Getting the default URI

In [7]:
!hdfs getconf -confKey fs.defaultFS

hdfs://localhost:9000


# Example dataset #2

**Description:** This dataset consists of 1,048,576 NYC taxi trip records of yellow taxis for the month of January 2016 collected by NYC’s Taxi and Limousine Commission. Trip records include fields capturing pick-up and drop-off dates/times, pick-up and drop-off locations, trip distances, itemized fares, rate types, payment types, and driver-reported passenger counts.  [Detailed information about this dataset can be accessed at Trip Record Data.](https://www1.nyc.gov/site/tlc/about/tlc-trip-record-data.page)

------------------------------------------------

SHORT PROBLEM A »
Answer these questions about the excerpt on HDFS and NYC taxi data:
(i) What default URI does the getconf command return?
(ii) How many taxi trip records does the dataset contain?
(iii) What month and year do those records cover?
The text and the entries that follow it come from unrelated sources.

INFORMATION SHOWN »
------------------------------------------------

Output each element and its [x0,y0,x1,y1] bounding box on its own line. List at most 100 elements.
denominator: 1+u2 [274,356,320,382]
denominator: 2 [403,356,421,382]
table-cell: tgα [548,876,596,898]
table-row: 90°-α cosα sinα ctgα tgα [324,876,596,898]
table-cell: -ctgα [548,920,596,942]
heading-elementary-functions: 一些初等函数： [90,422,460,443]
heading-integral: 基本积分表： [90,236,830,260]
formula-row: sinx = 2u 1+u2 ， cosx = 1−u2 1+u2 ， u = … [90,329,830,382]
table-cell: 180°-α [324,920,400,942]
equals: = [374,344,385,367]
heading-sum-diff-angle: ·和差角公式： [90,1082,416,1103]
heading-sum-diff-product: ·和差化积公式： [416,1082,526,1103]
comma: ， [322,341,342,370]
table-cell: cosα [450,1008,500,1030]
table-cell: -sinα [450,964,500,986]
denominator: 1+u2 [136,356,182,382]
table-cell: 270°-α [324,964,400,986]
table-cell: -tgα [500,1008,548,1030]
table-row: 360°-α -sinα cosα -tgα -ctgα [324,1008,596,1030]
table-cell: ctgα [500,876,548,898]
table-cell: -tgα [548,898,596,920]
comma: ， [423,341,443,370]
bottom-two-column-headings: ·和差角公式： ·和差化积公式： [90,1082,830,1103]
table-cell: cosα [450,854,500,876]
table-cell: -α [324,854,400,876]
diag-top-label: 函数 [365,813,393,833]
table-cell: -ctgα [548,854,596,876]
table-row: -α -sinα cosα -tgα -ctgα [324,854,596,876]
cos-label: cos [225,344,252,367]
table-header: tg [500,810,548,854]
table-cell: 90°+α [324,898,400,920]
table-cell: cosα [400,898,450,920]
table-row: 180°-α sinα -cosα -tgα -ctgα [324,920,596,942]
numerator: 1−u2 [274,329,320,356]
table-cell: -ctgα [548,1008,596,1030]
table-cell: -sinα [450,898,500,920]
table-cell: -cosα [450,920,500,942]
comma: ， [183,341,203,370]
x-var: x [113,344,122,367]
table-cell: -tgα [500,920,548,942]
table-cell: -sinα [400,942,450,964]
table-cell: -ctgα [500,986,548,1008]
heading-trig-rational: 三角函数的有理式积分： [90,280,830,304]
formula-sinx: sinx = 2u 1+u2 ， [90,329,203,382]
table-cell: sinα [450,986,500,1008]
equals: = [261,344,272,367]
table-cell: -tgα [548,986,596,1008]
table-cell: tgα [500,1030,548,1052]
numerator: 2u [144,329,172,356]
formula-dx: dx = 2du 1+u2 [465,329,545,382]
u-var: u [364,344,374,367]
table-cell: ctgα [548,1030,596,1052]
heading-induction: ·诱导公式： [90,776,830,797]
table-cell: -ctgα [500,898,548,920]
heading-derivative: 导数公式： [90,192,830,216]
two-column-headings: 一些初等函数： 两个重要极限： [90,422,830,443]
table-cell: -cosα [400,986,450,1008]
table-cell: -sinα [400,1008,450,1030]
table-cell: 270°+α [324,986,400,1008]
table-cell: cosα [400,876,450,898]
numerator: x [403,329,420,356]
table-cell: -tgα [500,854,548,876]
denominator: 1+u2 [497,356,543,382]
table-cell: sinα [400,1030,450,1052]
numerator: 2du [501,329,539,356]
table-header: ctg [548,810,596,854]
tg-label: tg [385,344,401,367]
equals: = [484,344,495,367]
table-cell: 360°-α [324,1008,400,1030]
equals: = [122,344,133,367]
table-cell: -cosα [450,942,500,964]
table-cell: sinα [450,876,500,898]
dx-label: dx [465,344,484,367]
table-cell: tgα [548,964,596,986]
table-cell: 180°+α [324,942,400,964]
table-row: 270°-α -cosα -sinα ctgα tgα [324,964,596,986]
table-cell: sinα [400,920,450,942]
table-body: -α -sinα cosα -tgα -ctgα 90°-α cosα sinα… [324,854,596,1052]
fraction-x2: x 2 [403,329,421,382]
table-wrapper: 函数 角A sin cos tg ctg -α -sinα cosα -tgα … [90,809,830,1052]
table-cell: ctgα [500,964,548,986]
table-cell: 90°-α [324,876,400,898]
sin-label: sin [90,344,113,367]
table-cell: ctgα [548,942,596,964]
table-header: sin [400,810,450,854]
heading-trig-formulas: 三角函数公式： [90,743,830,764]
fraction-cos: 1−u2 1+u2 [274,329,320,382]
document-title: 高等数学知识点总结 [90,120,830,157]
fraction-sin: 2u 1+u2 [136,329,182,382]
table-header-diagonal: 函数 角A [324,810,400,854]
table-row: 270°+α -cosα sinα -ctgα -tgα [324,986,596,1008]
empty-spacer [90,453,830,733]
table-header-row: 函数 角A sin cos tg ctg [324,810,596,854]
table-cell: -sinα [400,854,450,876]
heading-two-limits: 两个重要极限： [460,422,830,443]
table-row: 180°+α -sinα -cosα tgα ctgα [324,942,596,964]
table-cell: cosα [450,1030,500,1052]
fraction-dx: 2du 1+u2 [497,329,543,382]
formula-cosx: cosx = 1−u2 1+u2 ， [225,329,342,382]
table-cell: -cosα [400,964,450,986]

------------------------------------------------

SHORT PROBLEM B » Write out the lines of the entries, from the first line through the line with "equals: = [374,344,385,367]", with both of those lines included.

COMPLETE ANSWER A »
(i) hdfs://localhost:9000
(ii) 1,048,576
(iii) January 2016

COMPLETE ANSWER B »
Output each element and its [x0,y0,x1,y1] bounding box on its own line. List at most 100 elements.
denominator: 1+u2 [274,356,320,382]
denominator: 2 [403,356,421,382]
table-cell: tgα [548,876,596,898]
table-row: 90°-α cosα sinα ctgα tgα [324,876,596,898]
table-cell: -ctgα [548,920,596,942]
heading-elementary-functions: 一些初等函数： [90,422,460,443]
heading-integral: 基本积分表： [90,236,830,260]
formula-row: sinx = 2u 1+u2 ， cosx = 1−u2 1+u2 ， u = … [90,329,830,382]
table-cell: 180°-α [324,920,400,942]
equals: = [374,344,385,367]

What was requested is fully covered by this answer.